Exclude the pictures, then repeat the remaining data exactly.

+++++

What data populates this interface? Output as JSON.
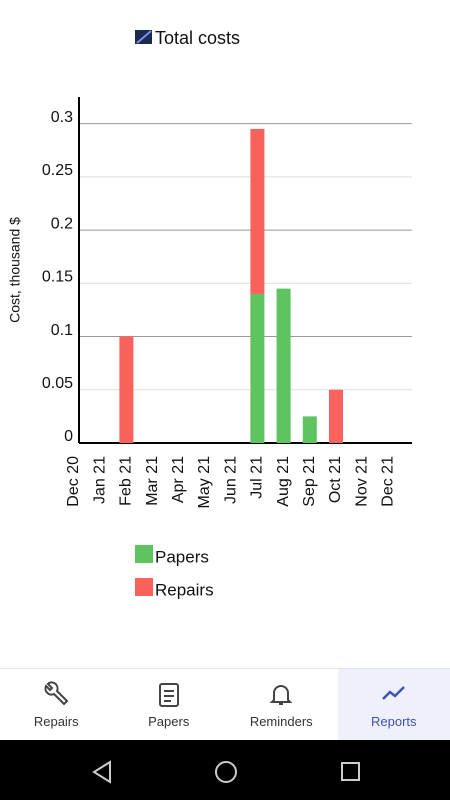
{
  "chart_data": {
    "type": "stacked_bar",
    "title": "Total costs",
    "y_label": "Cost, thousand $",
    "categories": [
      "Dec 20",
      "Jan 21",
      "Feb 21",
      "Mar 21",
      "Apr 21",
      "May 21",
      "Jun 21",
      "Jul 21",
      "Aug 21",
      "Sep 21",
      "Oct 21",
      "Nov 21",
      "Dec 21"
    ],
    "series": [
      {
        "name": "Papers",
        "color": "#5fc35f",
        "values": [
          0,
          0,
          0,
          0,
          0,
          0,
          0,
          0.14,
          0.145,
          0.025,
          0,
          0,
          0
        ]
      },
      {
        "name": "Repairs",
        "color": "#f8625a",
        "values": [
          0,
          0,
          0.1,
          0,
          0,
          0,
          0,
          0.155,
          0,
          0,
          0.05,
          0,
          0
        ]
      }
    ],
    "ylim": [
      0,
      0.325
    ],
    "yticks": [
      0,
      0.05,
      0.1,
      0.15,
      0.2,
      0.25,
      0.3
    ],
    "grid": true
  },
  "nav": {
    "items": [
      "Repairs",
      "Papers",
      "Reminders",
      "Reports"
    ]
  }
}
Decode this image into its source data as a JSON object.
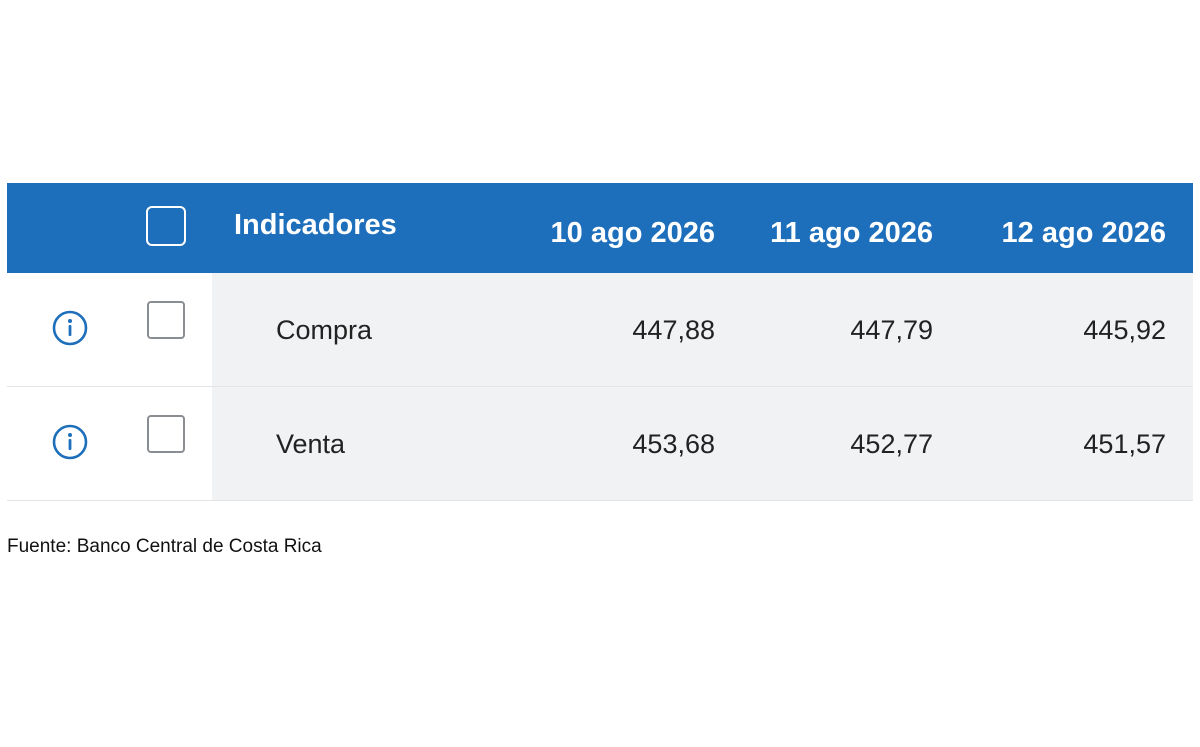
{
  "table": {
    "header": {
      "name_label": "Indicadores",
      "dates": [
        "10 ago 2026",
        "11 ago 2026",
        "12 ago 2026"
      ]
    },
    "rows": [
      {
        "label": "Compra",
        "values": [
          "447,88",
          "447,79",
          "445,92"
        ]
      },
      {
        "label": "Venta",
        "values": [
          "453,68",
          "452,77",
          "451,57"
        ]
      }
    ]
  },
  "footer": {
    "source": "Fuente: Banco Central de Costa Rica"
  },
  "colors": {
    "header_bg": "#1e6fbb",
    "row_bg": "#f1f2f4",
    "icon": "#1e6fbb"
  },
  "icons": {
    "row_icon": "info-icon"
  }
}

+++++

*WORKED SOLUTION*:
What data populates this interface? Output as JSON.
{
  "chart_data": {
    "type": "stacked_bar",
    "title": "Total costs",
    "y_label": "Cost, thousand $",
    "categories": [
      "Dec 20",
      "Jan 21",
      "Feb 21",
      "Mar 21",
      "Apr 21",
      "May 21",
      "Jun 21",
      "Jul 21",
      "Aug 21",
      "Sep 21",
      "Oct 21",
      "Nov 21",
      "Dec 21"
    ],
    "series": [
      {
        "name": "Papers",
        "color": "#5fc35f",
        "values": [
          0,
          0,
          0,
          0,
          0,
          0,
          0,
          0.14,
          0.145,
          0.025,
          0,
          0,
          0
        ]
      },
      {
        "name": "Repairs",
        "color": "#f8625a",
        "values": [
          0,
          0,
          0.1,
          0,
          0,
          0,
          0,
          0.155,
          0,
          0,
          0.05,
          0,
          0
        ]
      }
    ],
    "ylim": [
      0,
      0.325
    ],
    "yticks": [
      0,
      0.05,
      0.1,
      0.15,
      0.2,
      0.25,
      0.3
    ],
    "grid": true
  },
  "nav": {
    "items": [
      "Repairs",
      "Papers",
      "Reminders",
      "Reports"
    ]
  }
}
Decode this image into its source data as a JSON object.
{
  "table": {
    "header": {
      "name_label": "Indicadores",
      "dates": [
        "10 ago 2026",
        "11 ago 2026",
        "12 ago 2026"
      ]
    },
    "rows": [
      {
        "label": "Compra",
        "values": [
          "447,88",
          "447,79",
          "445,92"
        ]
      },
      {
        "label": "Venta",
        "values": [
          "453,68",
          "452,77",
          "451,57"
        ]
      }
    ]
  },
  "footer": {
    "source": "Fuente: Banco Central de Costa Rica"
  },
  "colors": {
    "header_bg": "#1e6fbb",
    "row_bg": "#f1f2f4",
    "icon": "#1e6fbb"
  },
  "icons": {
    "row_icon": "info-icon"
  }
}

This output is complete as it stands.